Output all lines exactly.

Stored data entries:
'''
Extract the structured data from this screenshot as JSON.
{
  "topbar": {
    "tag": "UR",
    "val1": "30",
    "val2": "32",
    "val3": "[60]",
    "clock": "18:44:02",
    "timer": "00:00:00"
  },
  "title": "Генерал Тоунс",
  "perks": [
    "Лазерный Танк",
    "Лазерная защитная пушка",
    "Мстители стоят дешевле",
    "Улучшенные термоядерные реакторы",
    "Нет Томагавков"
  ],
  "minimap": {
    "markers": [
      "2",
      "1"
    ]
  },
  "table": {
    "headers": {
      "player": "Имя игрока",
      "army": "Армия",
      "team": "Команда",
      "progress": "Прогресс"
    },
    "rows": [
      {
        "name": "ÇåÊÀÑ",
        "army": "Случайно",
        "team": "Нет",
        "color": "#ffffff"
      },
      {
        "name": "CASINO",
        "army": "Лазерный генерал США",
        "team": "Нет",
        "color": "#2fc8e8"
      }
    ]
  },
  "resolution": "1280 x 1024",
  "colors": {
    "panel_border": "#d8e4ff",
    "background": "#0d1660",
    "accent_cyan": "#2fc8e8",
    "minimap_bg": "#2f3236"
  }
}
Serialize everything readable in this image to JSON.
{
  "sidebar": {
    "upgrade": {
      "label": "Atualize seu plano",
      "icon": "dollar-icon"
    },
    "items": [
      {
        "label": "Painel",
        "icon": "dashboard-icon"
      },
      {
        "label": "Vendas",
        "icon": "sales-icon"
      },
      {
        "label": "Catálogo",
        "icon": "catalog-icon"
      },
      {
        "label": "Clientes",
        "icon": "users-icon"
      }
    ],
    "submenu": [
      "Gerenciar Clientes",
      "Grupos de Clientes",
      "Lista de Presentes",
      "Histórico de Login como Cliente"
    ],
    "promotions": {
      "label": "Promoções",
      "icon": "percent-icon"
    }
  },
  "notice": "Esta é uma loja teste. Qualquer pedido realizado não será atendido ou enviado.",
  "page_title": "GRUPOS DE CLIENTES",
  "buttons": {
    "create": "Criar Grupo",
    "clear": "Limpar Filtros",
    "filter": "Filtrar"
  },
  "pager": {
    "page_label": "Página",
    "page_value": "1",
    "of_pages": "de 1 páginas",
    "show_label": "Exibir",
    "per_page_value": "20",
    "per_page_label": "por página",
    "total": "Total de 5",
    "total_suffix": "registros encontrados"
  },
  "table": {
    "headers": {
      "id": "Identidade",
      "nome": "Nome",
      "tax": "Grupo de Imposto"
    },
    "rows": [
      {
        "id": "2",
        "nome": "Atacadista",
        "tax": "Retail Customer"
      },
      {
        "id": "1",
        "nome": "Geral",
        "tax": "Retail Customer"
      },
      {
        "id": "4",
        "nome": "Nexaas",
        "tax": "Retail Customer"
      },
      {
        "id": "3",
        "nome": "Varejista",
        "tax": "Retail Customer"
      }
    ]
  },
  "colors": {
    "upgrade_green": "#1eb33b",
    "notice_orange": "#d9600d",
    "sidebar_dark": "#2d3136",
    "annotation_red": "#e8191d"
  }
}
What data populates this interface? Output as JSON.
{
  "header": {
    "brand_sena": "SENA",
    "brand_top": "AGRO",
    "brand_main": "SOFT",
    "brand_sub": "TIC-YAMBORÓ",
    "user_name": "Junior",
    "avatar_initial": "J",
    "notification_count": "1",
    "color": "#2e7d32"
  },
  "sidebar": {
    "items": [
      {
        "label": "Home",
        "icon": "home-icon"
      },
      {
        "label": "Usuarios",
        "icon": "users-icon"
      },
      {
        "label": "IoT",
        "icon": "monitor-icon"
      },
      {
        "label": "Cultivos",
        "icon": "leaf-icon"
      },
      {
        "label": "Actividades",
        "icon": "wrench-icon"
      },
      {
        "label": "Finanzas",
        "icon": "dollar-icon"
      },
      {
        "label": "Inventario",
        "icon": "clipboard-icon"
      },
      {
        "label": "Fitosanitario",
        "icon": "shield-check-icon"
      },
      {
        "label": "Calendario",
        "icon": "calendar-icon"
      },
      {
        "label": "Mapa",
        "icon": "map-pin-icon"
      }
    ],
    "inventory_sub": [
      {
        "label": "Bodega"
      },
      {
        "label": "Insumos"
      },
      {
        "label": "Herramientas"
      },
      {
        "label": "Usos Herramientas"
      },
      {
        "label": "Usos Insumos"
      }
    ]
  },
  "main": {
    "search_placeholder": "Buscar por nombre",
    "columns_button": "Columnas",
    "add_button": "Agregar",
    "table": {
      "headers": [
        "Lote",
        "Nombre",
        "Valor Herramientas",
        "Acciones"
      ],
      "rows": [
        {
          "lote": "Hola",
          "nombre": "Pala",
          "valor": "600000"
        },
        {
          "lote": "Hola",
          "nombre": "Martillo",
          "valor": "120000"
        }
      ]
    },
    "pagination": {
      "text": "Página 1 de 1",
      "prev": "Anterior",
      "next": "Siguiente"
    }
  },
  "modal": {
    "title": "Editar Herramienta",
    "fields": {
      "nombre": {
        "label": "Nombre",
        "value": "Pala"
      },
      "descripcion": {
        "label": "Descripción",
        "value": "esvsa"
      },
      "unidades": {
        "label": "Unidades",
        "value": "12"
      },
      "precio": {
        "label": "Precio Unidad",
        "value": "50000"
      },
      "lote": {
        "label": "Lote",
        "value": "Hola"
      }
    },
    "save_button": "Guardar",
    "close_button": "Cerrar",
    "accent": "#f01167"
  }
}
'''
SOLUTION TO THE PROBLEM
Extract the structured data from this screenshot as JSON.
{
  "topbar": {
    "tag": "UR",
    "val1": "30",
    "val2": "32",
    "val3": "[60]",
    "clock": "18:44:02",
    "timer": "00:00:00"
  },
  "title": "Генерал Тоунс",
  "perks": [
    "Лазерный Танк",
    "Лазерная защитная пушка",
    "Мстители стоят дешевле",
    "Улучшенные термоядерные реакторы",
    "Нет Томагавков"
  ],
  "minimap": {
    "markers": [
      "2",
      "1"
    ]
  },
  "table": {
    "headers": {
      "player": "Имя игрока",
      "army": "Армия",
      "team": "Команда",
      "progress": "Прогресс"
    },
    "rows": [
      {
        "name": "ÇåÊÀÑ",
        "army": "Случайно",
        "team": "Нет",
        "color": "#ffffff"
      },
      {
        "name": "CASINO",
        "army": "Лазерный генерал США",
        "team": "Нет",
        "color": "#2fc8e8"
      }
    ]
  },
  "resolution": "1280 x 1024",
  "colors": {
    "panel_border": "#d8e4ff",
    "background": "#0d1660",
    "accent_cyan": "#2fc8e8",
    "minimap_bg": "#2f3236"
  }
}
Serialize everything readable in this image to JSON.
{
  "sidebar": {
    "upgrade": {
      "label": "Atualize seu plano",
      "icon": "dollar-icon"
    },
    "items": [
      {
        "label": "Painel",
        "icon": "dashboard-icon"
      },
      {
        "label": "Vendas",
        "icon": "sales-icon"
      },
      {
        "label": "Catálogo",
        "icon": "catalog-icon"
      },
      {
        "label": "Clientes",
        "icon": "users-icon"
      }
    ],
    "submenu": [
      "Gerenciar Clientes",
      "Grupos de Clientes",
      "Lista de Presentes",
      "Histórico de Login como Cliente"
    ],
    "promotions": {
      "label": "Promoções",
      "icon": "percent-icon"
    }
  },
  "notice": "Esta é uma loja teste. Qualquer pedido realizado não será atendido ou enviado.",
  "page_title": "GRUPOS DE CLIENTES",
  "buttons": {
    "create": "Criar Grupo",
    "clear": "Limpar Filtros",
    "filter": "Filtrar"
  },
  "pager": {
    "page_label": "Página",
    "page_value": "1",
    "of_pages": "de 1 páginas",
    "show_label": "Exibir",
    "per_page_value": "20",
    "per_page_label": "por página",
    "total": "Total de 5",
    "total_suffix": "registros encontrados"
  },
  "table": {
    "headers": {
      "id": "Identidade",
      "nome": "Nome",
      "tax": "Grupo de Imposto"
    },
    "rows": [
      {
        "id": "2",
        "nome": "Atacadista",
        "tax": "Retail Customer"
      },
      {
        "id": "1",
        "nome": "Geral",
        "tax": "Retail Customer"
      },
      {
        "id": "4",
        "nome": "Nexaas",
        "tax": "Retail Customer"
      },
      {
        "id": "3",
        "nome": "Varejista",
        "tax": "Retail Customer"
      }
    ]
  },
  "colors": {
    "upgrade_green": "#1eb33b",
    "notice_orange": "#d9600d",
    "sidebar_dark": "#2d3136",
    "annotation_red": "#e8191d"
  }
}
What data populates this interface? Output as JSON.
{
  "header": {
    "brand_sena": "SENA",
    "brand_top": "AGRO",
    "brand_main": "SOFT",
    "brand_sub": "TIC-YAMBORÓ",
    "user_name": "Junior",
    "avatar_initial": "J",
    "notification_count": "1",
    "color": "#2e7d32"
  },
  "sidebar": {
    "items": [
      {
        "label": "Home",
        "icon": "home-icon"
      },
      {
        "label": "Usuarios",
        "icon": "users-icon"
      },
      {
        "label": "IoT",
        "icon": "monitor-icon"
      },
      {
        "label": "Cultivos",
        "icon": "leaf-icon"
      },
      {
        "label": "Actividades",
        "icon": "wrench-icon"
      },
      {
        "label": "Finanzas",
        "icon": "dollar-icon"
      },
      {
        "label": "Inventario",
        "icon": "clipboard-icon"
      },
      {
        "label": "Fitosanitario",
        "icon": "shield-check-icon"
      },
      {
        "label": "Calendario",
        "icon": "calendar-icon"
      },
      {
        "label": "Mapa",
        "icon": "map-pin-icon"
      }
    ],
    "inventory_sub": [
      {
        "label": "Bodega"
      },
      {
        "label": "Insumos"
      },
      {
        "label": "Herramientas"
      },
      {
        "label": "Usos Herramientas"
      },
      {
        "label": "Usos Insumos"
      }
    ]
  },
  "main": {
    "search_placeholder": "Buscar por nombre",
    "columns_button": "Columnas",
    "add_button": "Agregar",
    "table": {
      "headers": [
        "Lote",
        "Nombre",
        "Valor Herramientas",
        "Acciones"
      ],
      "rows": [
        {
          "lote": "Hola",
          "nombre": "Pala",
          "valor": "600000"
        },
        {
          "lote": "Hola",
          "nombre": "Martillo",
          "valor": "120000"
        }
      ]
    },
    "pagination": {
      "text": "Página 1 de 1",
      "prev": "Anterior",
      "next": "Siguiente"
    }
  },
  "modal": {
    "title": "Editar Herramienta",
    "fields": {
      "nombre": {
        "label": "Nombre",
        "value": "Pala"
      },
      "descripcion": {
        "label": "Descripción",
        "value": "esvsa"
      },
      "unidades": {
        "label": "Unidades",
        "value": "12"
      },
      "precio": {
        "label": "Precio Unidad",
        "value": "50000"
      },
      "lote": {
        "label": "Lote",
        "value": "Hola"
      }
    },
    "save_button": "Guardar",
    "close_button": "Cerrar",
    "accent": "#f01167"
  }
}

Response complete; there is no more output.